▶ **OBJECTIVE**:
Are you able to retype all the records below exactly?

______________________________

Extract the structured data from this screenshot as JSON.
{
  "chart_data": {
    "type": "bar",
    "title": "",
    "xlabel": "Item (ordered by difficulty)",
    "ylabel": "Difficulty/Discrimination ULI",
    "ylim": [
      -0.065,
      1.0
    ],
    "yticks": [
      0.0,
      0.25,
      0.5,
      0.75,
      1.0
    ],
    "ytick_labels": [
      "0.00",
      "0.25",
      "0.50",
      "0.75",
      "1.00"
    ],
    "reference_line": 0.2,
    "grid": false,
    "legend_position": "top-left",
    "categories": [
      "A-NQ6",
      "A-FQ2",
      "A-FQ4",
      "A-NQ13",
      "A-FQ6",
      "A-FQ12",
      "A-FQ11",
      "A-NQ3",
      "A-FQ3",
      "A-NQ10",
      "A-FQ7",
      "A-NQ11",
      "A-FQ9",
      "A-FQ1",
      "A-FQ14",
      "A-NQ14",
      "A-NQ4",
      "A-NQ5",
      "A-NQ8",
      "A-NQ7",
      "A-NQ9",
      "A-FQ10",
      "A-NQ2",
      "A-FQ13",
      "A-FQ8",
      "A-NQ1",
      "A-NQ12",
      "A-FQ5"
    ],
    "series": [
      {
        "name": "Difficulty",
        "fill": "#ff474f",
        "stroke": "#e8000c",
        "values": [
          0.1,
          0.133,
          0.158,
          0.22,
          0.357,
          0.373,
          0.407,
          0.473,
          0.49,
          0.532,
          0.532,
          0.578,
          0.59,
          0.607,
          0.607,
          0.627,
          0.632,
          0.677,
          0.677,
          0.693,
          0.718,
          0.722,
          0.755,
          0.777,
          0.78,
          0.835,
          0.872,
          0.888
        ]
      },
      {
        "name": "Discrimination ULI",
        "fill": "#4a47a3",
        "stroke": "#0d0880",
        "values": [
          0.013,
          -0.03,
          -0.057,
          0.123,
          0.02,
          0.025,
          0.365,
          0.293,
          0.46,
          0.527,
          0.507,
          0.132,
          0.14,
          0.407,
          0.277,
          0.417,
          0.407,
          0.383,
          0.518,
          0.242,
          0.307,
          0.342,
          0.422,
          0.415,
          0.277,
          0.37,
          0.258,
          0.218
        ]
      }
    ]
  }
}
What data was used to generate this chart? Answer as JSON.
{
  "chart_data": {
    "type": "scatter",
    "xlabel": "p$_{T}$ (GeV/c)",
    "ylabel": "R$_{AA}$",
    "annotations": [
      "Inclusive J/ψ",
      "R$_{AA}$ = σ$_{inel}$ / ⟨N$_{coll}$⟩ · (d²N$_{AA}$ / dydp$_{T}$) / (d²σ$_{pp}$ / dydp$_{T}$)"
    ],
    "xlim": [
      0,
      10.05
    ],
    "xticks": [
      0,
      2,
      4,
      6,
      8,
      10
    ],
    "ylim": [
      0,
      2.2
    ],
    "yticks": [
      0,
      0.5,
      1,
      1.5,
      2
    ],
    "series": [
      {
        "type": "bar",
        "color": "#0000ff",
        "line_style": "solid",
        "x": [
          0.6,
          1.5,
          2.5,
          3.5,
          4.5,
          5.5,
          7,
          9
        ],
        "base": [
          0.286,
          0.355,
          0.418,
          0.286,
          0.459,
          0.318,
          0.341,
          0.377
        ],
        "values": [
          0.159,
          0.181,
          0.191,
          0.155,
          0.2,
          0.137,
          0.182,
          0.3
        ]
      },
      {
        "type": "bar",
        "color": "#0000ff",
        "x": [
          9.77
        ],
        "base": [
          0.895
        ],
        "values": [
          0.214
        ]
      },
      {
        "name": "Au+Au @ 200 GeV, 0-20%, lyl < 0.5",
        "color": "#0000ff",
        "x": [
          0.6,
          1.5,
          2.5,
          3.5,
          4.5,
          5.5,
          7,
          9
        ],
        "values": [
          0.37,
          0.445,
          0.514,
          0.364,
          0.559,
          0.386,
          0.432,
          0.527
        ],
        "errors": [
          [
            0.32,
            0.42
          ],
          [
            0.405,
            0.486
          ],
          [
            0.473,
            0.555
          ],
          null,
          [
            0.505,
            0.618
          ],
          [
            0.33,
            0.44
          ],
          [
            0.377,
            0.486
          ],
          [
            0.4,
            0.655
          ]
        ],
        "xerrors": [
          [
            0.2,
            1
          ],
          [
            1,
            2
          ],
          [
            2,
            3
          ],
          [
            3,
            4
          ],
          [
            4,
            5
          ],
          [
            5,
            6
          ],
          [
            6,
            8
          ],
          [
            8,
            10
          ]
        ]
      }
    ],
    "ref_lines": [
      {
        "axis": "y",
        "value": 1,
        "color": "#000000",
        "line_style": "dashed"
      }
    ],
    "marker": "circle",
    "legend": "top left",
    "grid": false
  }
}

______________________________

▶ **RESPONSE TO THIS EXERCISE**:
Extract the structured data from this screenshot as JSON.
{
  "chart_data": {
    "type": "bar",
    "title": "",
    "xlabel": "Item (ordered by difficulty)",
    "ylabel": "Difficulty/Discrimination ULI",
    "ylim": [
      -0.065,
      1.0
    ],
    "yticks": [
      0.0,
      0.25,
      0.5,
      0.75,
      1.0
    ],
    "ytick_labels": [
      "0.00",
      "0.25",
      "0.50",
      "0.75",
      "1.00"
    ],
    "reference_line": 0.2,
    "grid": false,
    "legend_position": "top-left",
    "categories": [
      "A-NQ6",
      "A-FQ2",
      "A-FQ4",
      "A-NQ13",
      "A-FQ6",
      "A-FQ12",
      "A-FQ11",
      "A-NQ3",
      "A-FQ3",
      "A-NQ10",
      "A-FQ7",
      "A-NQ11",
      "A-FQ9",
      "A-FQ1",
      "A-FQ14",
      "A-NQ14",
      "A-NQ4",
      "A-NQ5",
      "A-NQ8",
      "A-NQ7",
      "A-NQ9",
      "A-FQ10",
      "A-NQ2",
      "A-FQ13",
      "A-FQ8",
      "A-NQ1",
      "A-NQ12",
      "A-FQ5"
    ],
    "series": [
      {
        "name": "Difficulty",
        "fill": "#ff474f",
        "stroke": "#e8000c",
        "values": [
          0.1,
          0.133,
          0.158,
          0.22,
          0.357,
          0.373,
          0.407,
          0.473,
          0.49,
          0.532,
          0.532,
          0.578,
          0.59,
          0.607,
          0.607,
          0.627,
          0.632,
          0.677,
          0.677,
          0.693,
          0.718,
          0.722,
          0.755,
          0.777,
          0.78,
          0.835,
          0.872,
          0.888
        ]
      },
      {
        "name": "Discrimination ULI",
        "fill": "#4a47a3",
        "stroke": "#0d0880",
        "values": [
          0.013,
          -0.03,
          -0.057,
          0.123,
          0.02,
          0.025,
          0.365,
          0.293,
          0.46,
          0.527,
          0.507,
          0.132,
          0.14,
          0.407,
          0.277,
          0.417,
          0.407,
          0.383,
          0.518,
          0.242,
          0.307,
          0.342,
          0.422,
          0.415,
          0.277,
          0.37,
          0.258,
          0.218
        ]
      }
    ]
  }
}
What data was used to generate this chart? Answer as JSON.
{
  "chart_data": {
    "type": "scatter",
    "xlabel": "p$_{T}$ (GeV/c)",
    "ylabel": "R$_{AA}$",
    "annotations": [
      "Inclusive J/ψ",
      "R$_{AA}$ = σ$_{inel}$ / ⟨N$_{coll}$⟩ · (d²N$_{AA}$ / dydp$_{T}$) / (d²σ$_{pp}$ / dydp$_{T}$)"
    ],
    "xlim": [
      0,
      10.05
    ],
    "xticks": [
      0,
      2,
      4,
      6,
      8,
      10
    ],
    "ylim": [
      0,
      2.2
    ],
    "yticks": [
      0,
      0.5,
      1,
      1.5,
      2
    ],
    "series": [
      {
        "type": "bar",
        "color": "#0000ff",
        "line_style": "solid",
        "x": [
          0.6,
          1.5,
          2.5,
          3.5,
          4.5,
          5.5,
          7,
          9
        ],
        "base": [
          0.286,
          0.355,
          0.418,
          0.286,
          0.459,
          0.318,
          0.341,
          0.377
        ],
        "values": [
          0.159,
          0.181,
          0.191,
          0.155,
          0.2,
          0.137,
          0.182,
          0.3
        ]
      },
      {
        "type": "bar",
        "color": "#0000ff",
        "x": [
          9.77
        ],
        "base": [
          0.895
        ],
        "values": [
          0.214
        ]
      },
      {
        "name": "Au+Au @ 200 GeV, 0-20%, lyl < 0.5",
        "color": "#0000ff",
        "x": [
          0.6,
          1.5,
          2.5,
          3.5,
          4.5,
          5.5,
          7,
          9
        ],
        "values": [
          0.37,
          0.445,
          0.514,
          0.364,
          0.559,
          0.386,
          0.432,
          0.527
        ],
        "errors": [
          [
            0.32,
            0.42
          ],
          [
            0.405,
            0.486
          ],
          [
            0.473,
            0.555
          ],
          null,
          [
            0.505,
            0.618
          ],
          [
            0.33,
            0.44
          ],
          [
            0.377,
            0.486
          ],
          [
            0.4,
            0.655
          ]
        ],
        "xerrors": [
          [
            0.2,
            1
          ],
          [
            1,
            2
          ],
          [
            2,
            3
          ],
          [
            3,
            4
          ],
          [
            4,
            5
          ],
          [
            5,
            6
          ],
          [
            6,
            8
          ],
          [
            8,
            10
          ]
        ]
      }
    ],
    "ref_lines": [
      {
        "axis": "y",
        "value": 1,
        "color": "#000000",
        "line_style": "dashed"
      }
    ],
    "marker": "circle",
    "legend": "top left",
    "grid": false
  }
}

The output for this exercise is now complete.